Check every line below for the word "babaco" and copy the ones that have it.

--- Start of Provided material ---

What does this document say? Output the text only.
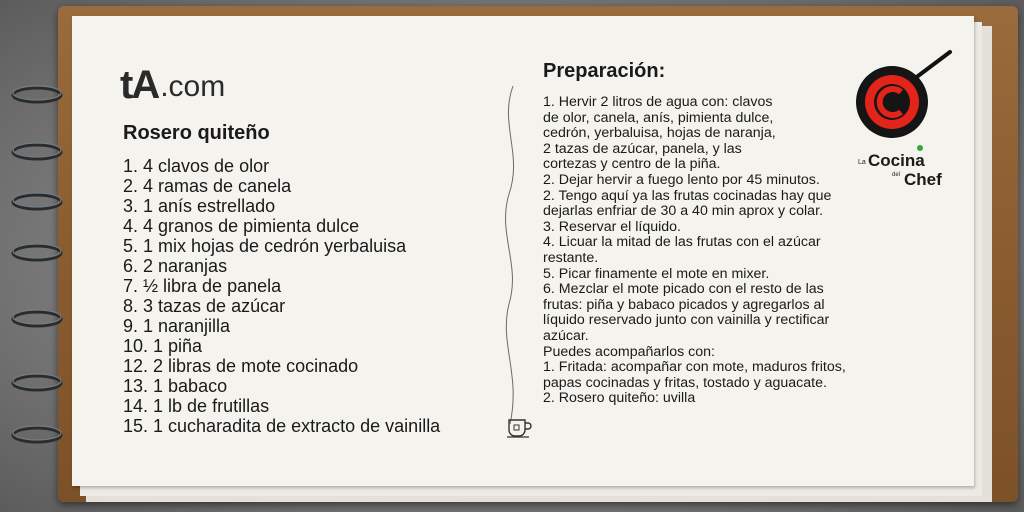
tA .com
Rosero quiteño
1. 4 clavos de olor
2. 4 ramas de canela
3. 1 anís estrellado
4. 4 granos de pimienta dulce
5. 1 mix hojas de cedrón yerbaluisa
6. 2 naranjas
7. ½ libra de panela
8. 3 tazas de azúcar
9. 1 naranjilla
10. 1 piña
12. 2 libras de mote cocinado
13. 1 babaco
14. 1 lb de frutillas
15. 1 cucharadita de extracto de vainilla
Preparación:

1. Hervir 2 litros de agua con: clavos

de olor, canela, anís, pimienta dulce,

cedrón, yerbaluisa, hojas de naranja,

2 tazas de azúcar, panela, y las

cortezas y centro de la piña.

2. Dejar hervir a fuego lento por 45 minutos.

2. Tengo aquí ya las frutas cocinadas hay que

dejarlas enfriar de 30 a 40 min aprox y colar.

3. Reservar el líquido.

4. Licuar la mitad de las frutas con el azúcar

restante.

5. Picar finamente el mote en mixer.

6. Mezclar el mote picado con el resto de las

frutas: piña y babaco picados y agregarlos al

líquido reservado junto con vainilla y rectificar

azúcar.

Puedes acompañarlos con:

1. Fritada: acompañar con mote, maduros fritos,

papas cocinadas y fritas, tostado y aguacate.

2. Rosero quiteño: uvilla

La Cocina
del Chef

--- End of Provided material ---

Result for this task
13. 1 babaco
frutas: piña y babaco picados y agregarlos al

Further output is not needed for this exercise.